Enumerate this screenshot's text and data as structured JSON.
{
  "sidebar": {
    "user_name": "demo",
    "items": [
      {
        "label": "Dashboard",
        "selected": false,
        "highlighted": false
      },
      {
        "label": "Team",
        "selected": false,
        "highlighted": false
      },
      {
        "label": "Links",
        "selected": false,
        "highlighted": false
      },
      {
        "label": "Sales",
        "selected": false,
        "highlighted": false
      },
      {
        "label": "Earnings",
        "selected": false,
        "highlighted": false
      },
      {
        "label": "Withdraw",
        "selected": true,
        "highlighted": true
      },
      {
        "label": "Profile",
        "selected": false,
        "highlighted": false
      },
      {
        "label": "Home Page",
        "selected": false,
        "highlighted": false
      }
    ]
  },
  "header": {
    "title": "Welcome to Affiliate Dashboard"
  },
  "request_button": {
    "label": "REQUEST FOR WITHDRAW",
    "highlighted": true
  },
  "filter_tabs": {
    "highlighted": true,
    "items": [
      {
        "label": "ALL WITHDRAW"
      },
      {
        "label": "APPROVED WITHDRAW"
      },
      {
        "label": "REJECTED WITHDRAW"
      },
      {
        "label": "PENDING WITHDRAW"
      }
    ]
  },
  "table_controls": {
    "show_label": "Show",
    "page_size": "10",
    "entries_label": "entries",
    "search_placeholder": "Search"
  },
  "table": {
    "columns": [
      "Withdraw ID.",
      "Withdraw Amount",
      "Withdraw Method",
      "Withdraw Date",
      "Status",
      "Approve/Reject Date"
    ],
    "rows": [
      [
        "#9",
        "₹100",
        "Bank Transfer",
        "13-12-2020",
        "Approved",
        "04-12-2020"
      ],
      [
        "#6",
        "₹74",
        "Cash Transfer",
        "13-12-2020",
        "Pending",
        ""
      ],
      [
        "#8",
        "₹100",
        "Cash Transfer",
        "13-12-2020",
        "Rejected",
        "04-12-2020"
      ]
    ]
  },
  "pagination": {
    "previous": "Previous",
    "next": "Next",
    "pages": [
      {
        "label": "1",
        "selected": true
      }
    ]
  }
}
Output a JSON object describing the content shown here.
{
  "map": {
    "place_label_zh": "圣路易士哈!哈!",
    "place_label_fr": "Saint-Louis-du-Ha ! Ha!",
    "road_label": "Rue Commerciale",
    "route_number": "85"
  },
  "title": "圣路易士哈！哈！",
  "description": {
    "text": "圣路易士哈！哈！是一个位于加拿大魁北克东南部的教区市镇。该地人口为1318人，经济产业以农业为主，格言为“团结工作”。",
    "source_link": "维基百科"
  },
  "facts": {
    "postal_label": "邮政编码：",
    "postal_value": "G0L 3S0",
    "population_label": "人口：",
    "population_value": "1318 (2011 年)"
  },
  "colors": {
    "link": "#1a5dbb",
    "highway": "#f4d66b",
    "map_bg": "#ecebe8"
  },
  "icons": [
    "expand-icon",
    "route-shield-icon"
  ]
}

----------

**What is required:**
Each record should come back exactly as written.

**Result:**
Enumerate this screenshot's text and data as structured JSON.
{
  "sidebar": {
    "user_name": "demo",
    "items": [
      {
        "label": "Dashboard",
        "selected": false,
        "highlighted": false
      },
      {
        "label": "Team",
        "selected": false,
        "highlighted": false
      },
      {
        "label": "Links",
        "selected": false,
        "highlighted": false
      },
      {
        "label": "Sales",
        "selected": false,
        "highlighted": false
      },
      {
        "label": "Earnings",
        "selected": false,
        "highlighted": false
      },
      {
        "label": "Withdraw",
        "selected": true,
        "highlighted": true
      },
      {
        "label": "Profile",
        "selected": false,
        "highlighted": false
      },
      {
        "label": "Home Page",
        "selected": false,
        "highlighted": false
      }
    ]
  },
  "header": {
    "title": "Welcome to Affiliate Dashboard"
  },
  "request_button": {
    "label": "REQUEST FOR WITHDRAW",
    "highlighted": true
  },
  "filter_tabs": {
    "highlighted": true,
    "items": [
      {
        "label": "ALL WITHDRAW"
      },
      {
        "label": "APPROVED WITHDRAW"
      },
      {
        "label": "REJECTED WITHDRAW"
      },
      {
        "label": "PENDING WITHDRAW"
      }
    ]
  },
  "table_controls": {
    "show_label": "Show",
    "page_size": "10",
    "entries_label": "entries",
    "search_placeholder": "Search"
  },
  "table": {
    "columns": [
      "Withdraw ID.",
      "Withdraw Amount",
      "Withdraw Method",
      "Withdraw Date",
      "Status",
      "Approve/Reject Date"
    ],
    "rows": [
      [
        "#9",
        "₹100",
        "Bank Transfer",
        "13-12-2020",
        "Approved",
        "04-12-2020"
      ],
      [
        "#6",
        "₹74",
        "Cash Transfer",
        "13-12-2020",
        "Pending",
        ""
      ],
      [
        "#8",
        "₹100",
        "Cash Transfer",
        "13-12-2020",
        "Rejected",
        "04-12-2020"
      ]
    ]
  },
  "pagination": {
    "previous": "Previous",
    "next": "Next",
    "pages": [
      {
        "label": "1",
        "selected": true
      }
    ]
  }
}
Output a JSON object describing the content shown here.
{
  "map": {
    "place_label_zh": "圣路易士哈!哈!",
    "place_label_fr": "Saint-Louis-du-Ha ! Ha!",
    "road_label": "Rue Commerciale",
    "route_number": "85"
  },
  "title": "圣路易士哈！哈！",
  "description": {
    "text": "圣路易士哈！哈！是一个位于加拿大魁北克东南部的教区市镇。该地人口为1318人，经济产业以农业为主，格言为“团结工作”。",
    "source_link": "维基百科"
  },
  "facts": {
    "postal_label": "邮政编码：",
    "postal_value": "G0L 3S0",
    "population_label": "人口：",
    "population_value": "1318 (2011 年)"
  },
  "colors": {
    "link": "#1a5dbb",
    "highway": "#f4d66b",
    "map_bg": "#ecebe8"
  },
  "icons": [
    "expand-icon",
    "route-shield-icon"
  ]
}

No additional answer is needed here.